[Records for this exercise]:
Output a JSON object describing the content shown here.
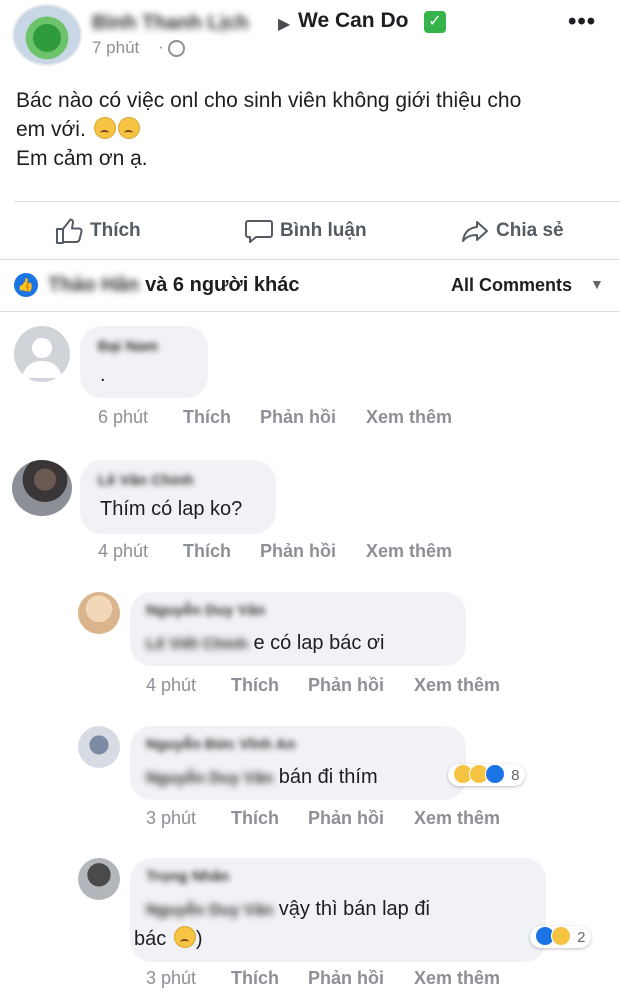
{
  "post": {
    "author_name": "Bình Thanh Lịch",
    "group_name": "We Can Do",
    "time": "7 phút",
    "lines": [
      "Bác nào có việc onl cho sinh viên không giới thiệu cho",
      "em với.",
      "Em cảm ơn ạ."
    ],
    "actions": {
      "like": "Thích",
      "comment": "Bình luận",
      "share": "Chia sẻ"
    },
    "likers_blurred": "Thảo Hân",
    "likers_text": "và 6 người khác",
    "filter": "All Comments"
  },
  "comments": [
    {
      "name": "Đại Nam",
      "text": ".",
      "time": "6 phút",
      "like": "Thích",
      "reply": "Phản hồi",
      "more": "Xem thêm"
    },
    {
      "name": "Lê Văn Chinh",
      "text": "Thím có lap ko?",
      "time": "4 phút",
      "like": "Thích",
      "reply": "Phản hồi",
      "more": "Xem thêm"
    },
    {
      "name": "Nguyễn Duy Văn",
      "mention": "Lê Viết Chinh",
      "text": " e có lap bác ơi",
      "time": "4 phút",
      "like": "Thích",
      "reply": "Phản hồi",
      "more": "Xem thêm"
    },
    {
      "name": "Nguyễn Đức Vĩnh An",
      "mention": "Nguyễn Duy Văn",
      "text": " bán đi thím",
      "reactions": "8",
      "time": "3 phút",
      "like": "Thích",
      "reply": "Phản hồi",
      "more": "Xem thêm"
    },
    {
      "name": "Trọng Nhân",
      "mention": "Nguyễn Duy Văn",
      "text": " vậy thì bán lap đi",
      "text2": "bác",
      "text2_after": ")",
      "reactions": "2",
      "time": "3 phút",
      "like": "Thích",
      "reply": "Phản hồi",
      "more": "Xem thêm"
    }
  ],
  "colors": {
    "like_blue": "#1b74e4",
    "bubble": "#f0f2f5",
    "meta_gray": "#8d9096"
  }
}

[Task instructions]: Repeat the records word for word. Any picture in them should be left out.

[Finished answer]:
Output a JSON object describing the content shown here.
{
  "post": {
    "author_name": "Bình Thanh Lịch",
    "group_name": "We Can Do",
    "time": "7 phút",
    "lines": [
      "Bác nào có việc onl cho sinh viên không giới thiệu cho",
      "em với.",
      "Em cảm ơn ạ."
    ],
    "actions": {
      "like": "Thích",
      "comment": "Bình luận",
      "share": "Chia sẻ"
    },
    "likers_blurred": "Thảo Hân",
    "likers_text": "và 6 người khác",
    "filter": "All Comments"
  },
  "comments": [
    {
      "name": "Đại Nam",
      "text": ".",
      "time": "6 phút",
      "like": "Thích",
      "reply": "Phản hồi",
      "more": "Xem thêm"
    },
    {
      "name": "Lê Văn Chinh",
      "text": "Thím có lap ko?",
      "time": "4 phút",
      "like": "Thích",
      "reply": "Phản hồi",
      "more": "Xem thêm"
    },
    {
      "name": "Nguyễn Duy Văn",
      "mention": "Lê Viết Chinh",
      "text": " e có lap bác ơi",
      "time": "4 phút",
      "like": "Thích",
      "reply": "Phản hồi",
      "more": "Xem thêm"
    },
    {
      "name": "Nguyễn Đức Vĩnh An",
      "mention": "Nguyễn Duy Văn",
      "text": " bán đi thím",
      "reactions": "8",
      "time": "3 phút",
      "like": "Thích",
      "reply": "Phản hồi",
      "more": "Xem thêm"
    },
    {
      "name": "Trọng Nhân",
      "mention": "Nguyễn Duy Văn",
      "text": " vậy thì bán lap đi",
      "text2": "bác",
      "text2_after": ")",
      "reactions": "2",
      "time": "3 phút",
      "like": "Thích",
      "reply": "Phản hồi",
      "more": "Xem thêm"
    }
  ],
  "colors": {
    "like_blue": "#1b74e4",
    "bubble": "#f0f2f5",
    "meta_gray": "#8d9096"
  }
}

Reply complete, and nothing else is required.